BEGIN SUPPLIED DATA
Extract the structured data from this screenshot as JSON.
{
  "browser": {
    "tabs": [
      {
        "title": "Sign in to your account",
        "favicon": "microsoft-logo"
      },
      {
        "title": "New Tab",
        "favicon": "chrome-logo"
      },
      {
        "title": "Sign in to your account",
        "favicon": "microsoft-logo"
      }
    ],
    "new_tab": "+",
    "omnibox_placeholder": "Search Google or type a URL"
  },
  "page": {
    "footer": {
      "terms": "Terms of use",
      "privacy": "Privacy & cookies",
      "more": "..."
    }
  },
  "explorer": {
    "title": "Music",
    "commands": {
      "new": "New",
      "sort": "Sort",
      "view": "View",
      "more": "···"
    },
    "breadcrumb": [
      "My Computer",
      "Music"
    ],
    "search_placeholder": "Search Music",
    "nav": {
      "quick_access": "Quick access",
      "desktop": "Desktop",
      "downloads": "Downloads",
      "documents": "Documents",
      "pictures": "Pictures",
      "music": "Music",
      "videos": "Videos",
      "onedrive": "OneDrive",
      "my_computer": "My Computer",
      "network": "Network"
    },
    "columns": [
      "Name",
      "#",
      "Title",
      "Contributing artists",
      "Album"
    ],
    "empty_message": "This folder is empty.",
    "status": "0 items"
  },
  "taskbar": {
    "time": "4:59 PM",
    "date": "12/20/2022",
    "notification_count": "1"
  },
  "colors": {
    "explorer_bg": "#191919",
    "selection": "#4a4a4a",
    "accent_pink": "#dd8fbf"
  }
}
END SUPPLIED DATA
Print every entry exactly as written.

RESPONSE TO THE TASK:
Extract the structured data from this screenshot as JSON.
{
  "browser": {
    "tabs": [
      {
        "title": "Sign in to your account",
        "favicon": "microsoft-logo"
      },
      {
        "title": "New Tab",
        "favicon": "chrome-logo"
      },
      {
        "title": "Sign in to your account",
        "favicon": "microsoft-logo"
      }
    ],
    "new_tab": "+",
    "omnibox_placeholder": "Search Google or type a URL"
  },
  "page": {
    "footer": {
      "terms": "Terms of use",
      "privacy": "Privacy & cookies",
      "more": "..."
    }
  },
  "explorer": {
    "title": "Music",
    "commands": {
      "new": "New",
      "sort": "Sort",
      "view": "View",
      "more": "···"
    },
    "breadcrumb": [
      "My Computer",
      "Music"
    ],
    "search_placeholder": "Search Music",
    "nav": {
      "quick_access": "Quick access",
      "desktop": "Desktop",
      "downloads": "Downloads",
      "documents": "Documents",
      "pictures": "Pictures",
      "music": "Music",
      "videos": "Videos",
      "onedrive": "OneDrive",
      "my_computer": "My Computer",
      "network": "Network"
    },
    "columns": [
      "Name",
      "#",
      "Title",
      "Contributing artists",
      "Album"
    ],
    "empty_message": "This folder is empty.",
    "status": "0 items"
  },
  "taskbar": {
    "time": "4:59 PM",
    "date": "12/20/2022",
    "notification_count": "1"
  },
  "colors": {
    "explorer_bg": "#191919",
    "selection": "#4a4a4a",
    "accent_pink": "#dd8fbf"
  }
}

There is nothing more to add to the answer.